* Task goal:
Reproduce the records below exactly as they appear, omitting any pictures they contain.

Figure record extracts
↓

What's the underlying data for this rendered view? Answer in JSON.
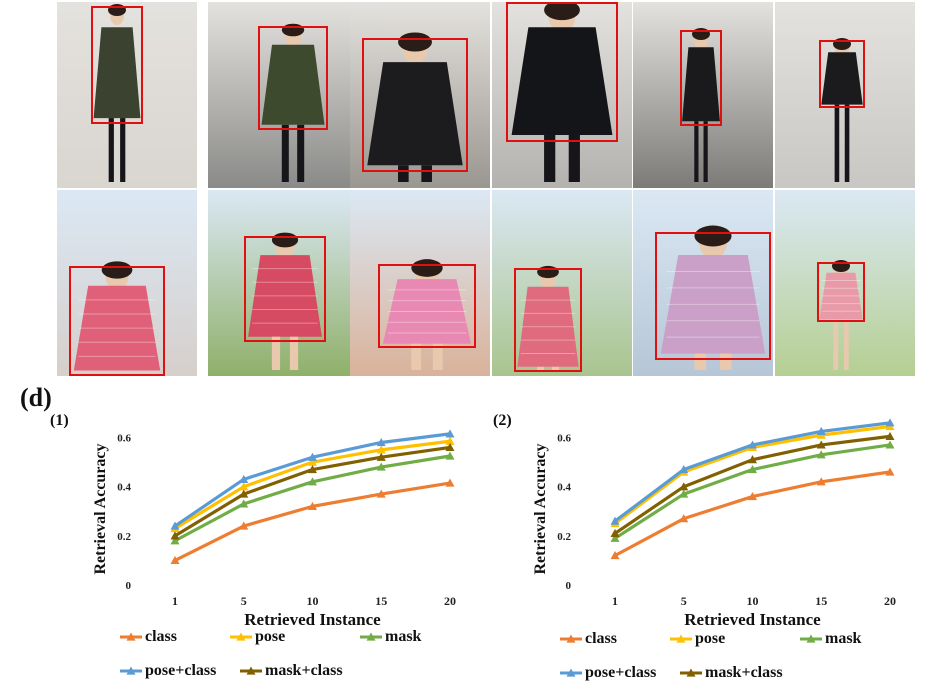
{
  "figure": {
    "panel_label": "(d)",
    "sub_labels": [
      "(1)",
      "(2)"
    ]
  },
  "photos": {
    "row1": [
      {
        "name": "photo-olive-coat-mirror",
        "desc_icon": "person-photo-icon",
        "bg": "#d9d5cf",
        "coat": "#3c4230"
      },
      {
        "name": "photo-olive-coat-hat",
        "desc_icon": "person-photo-icon",
        "bg": "#8a8a88",
        "coat": "#3d4a2e"
      },
      {
        "name": "photo-black-coat-hat",
        "desc_icon": "person-photo-icon",
        "bg": "#9a9690",
        "coat": "#1c1c1e"
      },
      {
        "name": "photo-black-coat-closeup",
        "desc_icon": "person-photo-icon",
        "bg": "#b4b2ae",
        "coat": "#141518"
      },
      {
        "name": "photo-black-coat-lockers",
        "desc_icon": "person-photo-icon",
        "bg": "#7d7b78",
        "coat": "#1a1a1c"
      },
      {
        "name": "photo-black-coat-street",
        "desc_icon": "person-photo-icon",
        "bg": "#c9c7c3",
        "coat": "#1b1b1d"
      }
    ],
    "row2": [
      {
        "name": "photo-pink-check-selfie",
        "desc_icon": "person-photo-icon",
        "bg": "#d6cfcb",
        "dress": "#e0607a"
      },
      {
        "name": "photo-pink-check-bicycle",
        "desc_icon": "person-photo-icon",
        "bg": "#8fb06a",
        "dress": "#d64a62"
      },
      {
        "name": "photo-pink-top-selfie",
        "desc_icon": "person-photo-icon",
        "bg": "#d9b29a",
        "dress": "#e889b4"
      },
      {
        "name": "photo-pink-check-fence",
        "desc_icon": "person-photo-icon",
        "bg": "#a9c48e",
        "dress": "#e06a7e"
      },
      {
        "name": "photo-floral-dress-sitting",
        "desc_icon": "person-photo-icon",
        "bg": "#b6c6d6",
        "dress": "#caa0c8"
      },
      {
        "name": "photo-pink-dress-field",
        "desc_icon": "person-photo-icon",
        "bg": "#b5cf92",
        "dress": "#e89aa8"
      }
    ]
  },
  "chart_data": [
    {
      "type": "line",
      "label": "(1)",
      "title": "",
      "xlabel": "Retrieved Instance",
      "ylabel": "Retrieval Accuracy",
      "categories": [
        "1",
        "5",
        "10",
        "15",
        "20"
      ],
      "ylim": [
        0,
        0.7
      ],
      "yticks": [
        "0",
        "0.2",
        "0.4",
        "0.6"
      ],
      "ytick_values": [
        0,
        0.2,
        0.4,
        0.6
      ],
      "series": [
        {
          "name": "class",
          "color": "#ed7d31",
          "values": [
            0.1,
            0.24,
            0.32,
            0.37,
            0.415
          ]
        },
        {
          "name": "pose",
          "color": "#ffc000",
          "values": [
            0.23,
            0.4,
            0.5,
            0.55,
            0.585
          ]
        },
        {
          "name": "mask",
          "color": "#70ad47",
          "values": [
            0.18,
            0.33,
            0.42,
            0.48,
            0.525
          ]
        },
        {
          "name": "pose+class",
          "color": "#5b9bd5",
          "values": [
            0.24,
            0.43,
            0.52,
            0.58,
            0.615
          ]
        },
        {
          "name": "mask+class",
          "color": "#806000",
          "values": [
            0.2,
            0.37,
            0.47,
            0.52,
            0.56
          ]
        }
      ]
    },
    {
      "type": "line",
      "label": "(2)",
      "title": "",
      "xlabel": "Retrieved Instance",
      "ylabel": "Retrieval Accuracy",
      "categories": [
        "1",
        "5",
        "10",
        "15",
        "20"
      ],
      "ylim": [
        0,
        0.7
      ],
      "yticks": [
        "0",
        "0.2",
        "0.4",
        "0.6"
      ],
      "ytick_values": [
        0,
        0.2,
        0.4,
        0.6
      ],
      "series": [
        {
          "name": "class",
          "color": "#ed7d31",
          "values": [
            0.12,
            0.27,
            0.36,
            0.42,
            0.46
          ]
        },
        {
          "name": "pose",
          "color": "#ffc000",
          "values": [
            0.25,
            0.46,
            0.56,
            0.61,
            0.645
          ]
        },
        {
          "name": "mask",
          "color": "#70ad47",
          "values": [
            0.19,
            0.37,
            0.47,
            0.53,
            0.57
          ]
        },
        {
          "name": "pose+class",
          "color": "#5b9bd5",
          "values": [
            0.26,
            0.47,
            0.57,
            0.625,
            0.66
          ]
        },
        {
          "name": "mask+class",
          "color": "#806000",
          "values": [
            0.21,
            0.4,
            0.51,
            0.57,
            0.605
          ]
        }
      ]
    }
  ]
}
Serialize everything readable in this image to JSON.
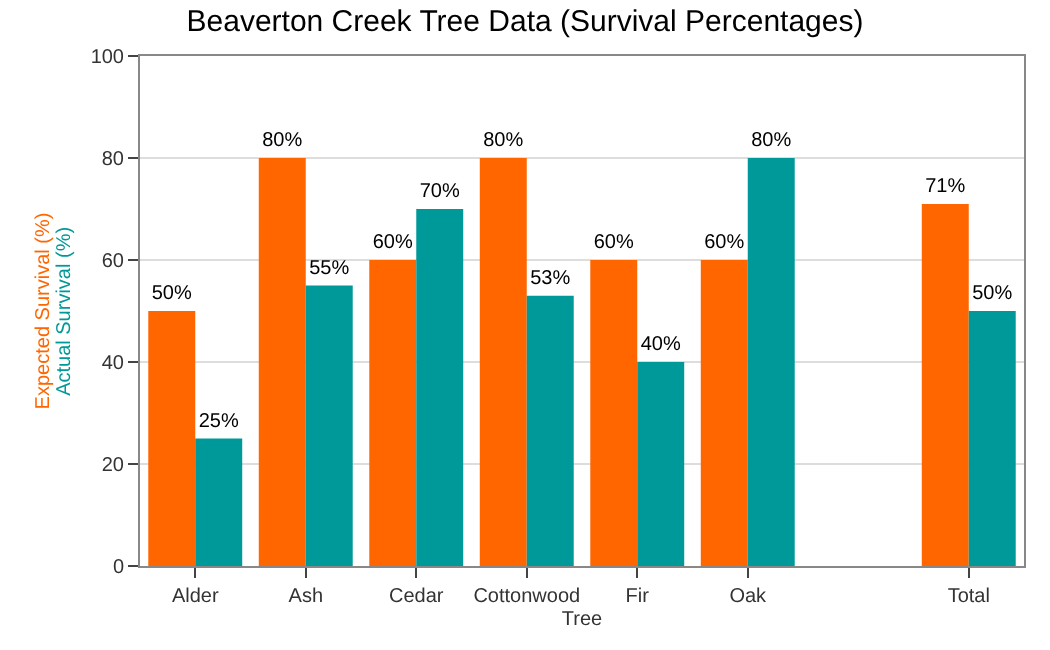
{
  "chart_data": {
    "type": "bar",
    "title": "Beaverton Creek Tree Data (Survival Percentages)",
    "xlabel": "Tree",
    "ylabel": "Expected Survival (%)",
    "annotations": [
      "Actual Survival (%)"
    ],
    "categories": [
      "Alder",
      "Ash",
      "Cedar",
      "Cottonwood",
      "Fir",
      "Oak",
      null,
      "Total"
    ],
    "series": [
      {
        "color": "#ff6600",
        "values": [
          50,
          80,
          60,
          80,
          60,
          60,
          null,
          71
        ],
        "value_labels": [
          "50%",
          "80%",
          "60%",
          "80%",
          "60%",
          "60%",
          null,
          "71%"
        ]
      },
      {
        "color": "#009999",
        "values": [
          25,
          55,
          70,
          53,
          40,
          80,
          null,
          50
        ],
        "value_labels": [
          "25%",
          "55%",
          "70%",
          "53%",
          "40%",
          "80%",
          null,
          "50%"
        ]
      }
    ],
    "ylim": [
      0,
      100
    ],
    "yticks": [
      0,
      20,
      40,
      60,
      80,
      100
    ],
    "grid": "y"
  }
}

↑

* Complete answer:
What's the underlying data for this rendered view? Answer in JSON.
{
  "figure": {
    "panel_label": "(d)",
    "sub_labels": [
      "(1)",
      "(2)"
    ]
  },
  "photos": {
    "row1": [
      {
        "name": "photo-olive-coat-mirror",
        "desc_icon": "person-photo-icon",
        "bg": "#d9d5cf",
        "coat": "#3c4230"
      },
      {
        "name": "photo-olive-coat-hat",
        "desc_icon": "person-photo-icon",
        "bg": "#8a8a88",
        "coat": "#3d4a2e"
      },
      {
        "name": "photo-black-coat-hat",
        "desc_icon": "person-photo-icon",
        "bg": "#9a9690",
        "coat": "#1c1c1e"
      },
      {
        "name": "photo-black-coat-closeup",
        "desc_icon": "person-photo-icon",
        "bg": "#b4b2ae",
        "coat": "#141518"
      },
      {
        "name": "photo-black-coat-lockers",
        "desc_icon": "person-photo-icon",
        "bg": "#7d7b78",
        "coat": "#1a1a1c"
      },
      {
        "name": "photo-black-coat-street",
        "desc_icon": "person-photo-icon",
        "bg": "#c9c7c3",
        "coat": "#1b1b1d"
      }
    ],
    "row2": [
      {
        "name": "photo-pink-check-selfie",
        "desc_icon": "person-photo-icon",
        "bg": "#d6cfcb",
        "dress": "#e0607a"
      },
      {
        "name": "photo-pink-check-bicycle",
        "desc_icon": "person-photo-icon",
        "bg": "#8fb06a",
        "dress": "#d64a62"
      },
      {
        "name": "photo-pink-top-selfie",
        "desc_icon": "person-photo-icon",
        "bg": "#d9b29a",
        "dress": "#e889b4"
      },
      {
        "name": "photo-pink-check-fence",
        "desc_icon": "person-photo-icon",
        "bg": "#a9c48e",
        "dress": "#e06a7e"
      },
      {
        "name": "photo-floral-dress-sitting",
        "desc_icon": "person-photo-icon",
        "bg": "#b6c6d6",
        "dress": "#caa0c8"
      },
      {
        "name": "photo-pink-dress-field",
        "desc_icon": "person-photo-icon",
        "bg": "#b5cf92",
        "dress": "#e89aa8"
      }
    ]
  },
  "chart_data": [
    {
      "type": "line",
      "label": "(1)",
      "title": "",
      "xlabel": "Retrieved Instance",
      "ylabel": "Retrieval Accuracy",
      "categories": [
        "1",
        "5",
        "10",
        "15",
        "20"
      ],
      "ylim": [
        0,
        0.7
      ],
      "yticks": [
        "0",
        "0.2",
        "0.4",
        "0.6"
      ],
      "ytick_values": [
        0,
        0.2,
        0.4,
        0.6
      ],
      "series": [
        {
          "name": "class",
          "color": "#ed7d31",
          "values": [
            0.1,
            0.24,
            0.32,
            0.37,
            0.415
          ]
        },
        {
          "name": "pose",
          "color": "#ffc000",
          "values": [
            0.23,
            0.4,
            0.5,
            0.55,
            0.585
          ]
        },
        {
          "name": "mask",
          "color": "#70ad47",
          "values": [
            0.18,
            0.33,
            0.42,
            0.48,
            0.525
          ]
        },
        {
          "name": "pose+class",
          "color": "#5b9bd5",
          "values": [
            0.24,
            0.43,
            0.52,
            0.58,
            0.615
          ]
        },
        {
          "name": "mask+class",
          "color": "#806000",
          "values": [
            0.2,
            0.37,
            0.47,
            0.52,
            0.56
          ]
        }
      ]
    },
    {
      "type": "line",
      "label": "(2)",
      "title": "",
      "xlabel": "Retrieved Instance",
      "ylabel": "Retrieval Accuracy",
      "categories": [
        "1",
        "5",
        "10",
        "15",
        "20"
      ],
      "ylim": [
        0,
        0.7
      ],
      "yticks": [
        "0",
        "0.2",
        "0.4",
        "0.6"
      ],
      "ytick_values": [
        0,
        0.2,
        0.4,
        0.6
      ],
      "series": [
        {
          "name": "class",
          "color": "#ed7d31",
          "values": [
            0.12,
            0.27,
            0.36,
            0.42,
            0.46
          ]
        },
        {
          "name": "pose",
          "color": "#ffc000",
          "values": [
            0.25,
            0.46,
            0.56,
            0.61,
            0.645
          ]
        },
        {
          "name": "mask",
          "color": "#70ad47",
          "values": [
            0.19,
            0.37,
            0.47,
            0.53,
            0.57
          ]
        },
        {
          "name": "pose+class",
          "color": "#5b9bd5",
          "values": [
            0.26,
            0.47,
            0.57,
            0.625,
            0.66
          ]
        },
        {
          "name": "mask+class",
          "color": "#806000",
          "values": [
            0.21,
            0.4,
            0.51,
            0.57,
            0.605
          ]
        }
      ]
    }
  ]
}
Serialize everything readable in this image to JSON.
{
  "chart_data": {
    "type": "bar",
    "title": "Beaverton Creek Tree Data (Survival Percentages)",
    "xlabel": "Tree",
    "ylabel": "Expected Survival (%)",
    "annotations": [
      "Actual Survival (%)"
    ],
    "categories": [
      "Alder",
      "Ash",
      "Cedar",
      "Cottonwood",
      "Fir",
      "Oak",
      null,
      "Total"
    ],
    "series": [
      {
        "color": "#ff6600",
        "values": [
          50,
          80,
          60,
          80,
          60,
          60,
          null,
          71
        ],
        "value_labels": [
          "50%",
          "80%",
          "60%",
          "80%",
          "60%",
          "60%",
          null,
          "71%"
        ]
      },
      {
        "color": "#009999",
        "values": [
          25,
          55,
          70,
          53,
          40,
          80,
          null,
          50
        ],
        "value_labels": [
          "25%",
          "55%",
          "70%",
          "53%",
          "40%",
          "80%",
          null,
          "50%"
        ]
      }
    ],
    "ylim": [
      0,
      100
    ],
    "yticks": [
      0,
      20,
      40,
      60,
      80,
      100
    ],
    "grid": "y"
  }
}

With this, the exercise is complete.